> Given exercise
Restate each of the lines below word for word and drop every picture.

> Data records
════════════════════

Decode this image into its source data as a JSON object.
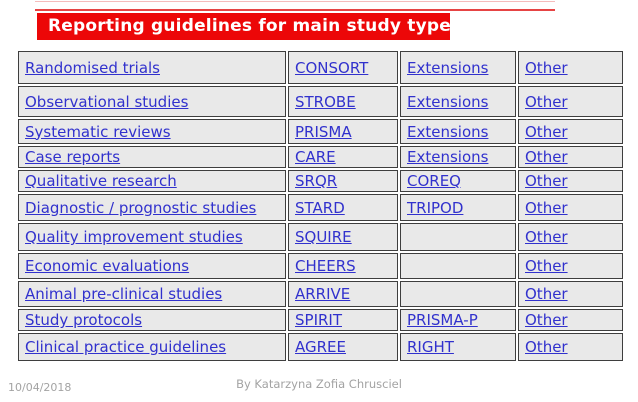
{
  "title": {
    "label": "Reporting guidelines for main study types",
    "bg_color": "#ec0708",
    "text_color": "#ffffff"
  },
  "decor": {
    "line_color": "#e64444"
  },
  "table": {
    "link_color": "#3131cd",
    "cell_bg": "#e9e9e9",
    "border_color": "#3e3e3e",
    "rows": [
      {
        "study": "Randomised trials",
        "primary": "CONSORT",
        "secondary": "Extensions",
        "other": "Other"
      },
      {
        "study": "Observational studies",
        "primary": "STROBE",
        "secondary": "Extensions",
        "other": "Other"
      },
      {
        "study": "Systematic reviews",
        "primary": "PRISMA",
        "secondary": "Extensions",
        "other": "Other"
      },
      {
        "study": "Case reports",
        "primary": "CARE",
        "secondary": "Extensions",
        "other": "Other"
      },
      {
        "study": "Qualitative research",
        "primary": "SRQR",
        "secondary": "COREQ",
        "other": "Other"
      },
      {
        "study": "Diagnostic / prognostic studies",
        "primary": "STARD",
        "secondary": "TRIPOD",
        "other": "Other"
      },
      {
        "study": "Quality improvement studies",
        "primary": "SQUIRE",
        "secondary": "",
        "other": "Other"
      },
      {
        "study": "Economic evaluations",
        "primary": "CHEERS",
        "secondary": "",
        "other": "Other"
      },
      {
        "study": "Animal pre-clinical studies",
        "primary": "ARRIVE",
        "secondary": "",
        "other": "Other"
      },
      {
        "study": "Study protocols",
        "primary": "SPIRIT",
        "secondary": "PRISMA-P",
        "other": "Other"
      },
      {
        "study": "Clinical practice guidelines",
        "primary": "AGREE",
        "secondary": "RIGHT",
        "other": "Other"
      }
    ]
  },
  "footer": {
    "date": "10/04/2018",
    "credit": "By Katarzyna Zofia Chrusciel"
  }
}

════════════════════

> Solution
Decode this image into its source data as a JSON object.
{
  "title": {
    "label": "Reporting guidelines for main study types",
    "bg_color": "#ec0708",
    "text_color": "#ffffff"
  },
  "decor": {
    "line_color": "#e64444"
  },
  "table": {
    "link_color": "#3131cd",
    "cell_bg": "#e9e9e9",
    "border_color": "#3e3e3e",
    "rows": [
      {
        "study": "Randomised trials",
        "primary": "CONSORT",
        "secondary": "Extensions",
        "other": "Other"
      },
      {
        "study": "Observational studies",
        "primary": "STROBE",
        "secondary": "Extensions",
        "other": "Other"
      },
      {
        "study": "Systematic reviews",
        "primary": "PRISMA",
        "secondary": "Extensions",
        "other": "Other"
      },
      {
        "study": "Case reports",
        "primary": "CARE",
        "secondary": "Extensions",
        "other": "Other"
      },
      {
        "study": "Qualitative research",
        "primary": "SRQR",
        "secondary": "COREQ",
        "other": "Other"
      },
      {
        "study": "Diagnostic / prognostic studies",
        "primary": "STARD",
        "secondary": "TRIPOD",
        "other": "Other"
      },
      {
        "study": "Quality improvement studies",
        "primary": "SQUIRE",
        "secondary": "",
        "other": "Other"
      },
      {
        "study": "Economic evaluations",
        "primary": "CHEERS",
        "secondary": "",
        "other": "Other"
      },
      {
        "study": "Animal pre-clinical studies",
        "primary": "ARRIVE",
        "secondary": "",
        "other": "Other"
      },
      {
        "study": "Study protocols",
        "primary": "SPIRIT",
        "secondary": "PRISMA-P",
        "other": "Other"
      },
      {
        "study": "Clinical practice guidelines",
        "primary": "AGREE",
        "secondary": "RIGHT",
        "other": "Other"
      }
    ]
  },
  "footer": {
    "date": "10/04/2018",
    "credit": "By Katarzyna Zofia Chrusciel"
  }
}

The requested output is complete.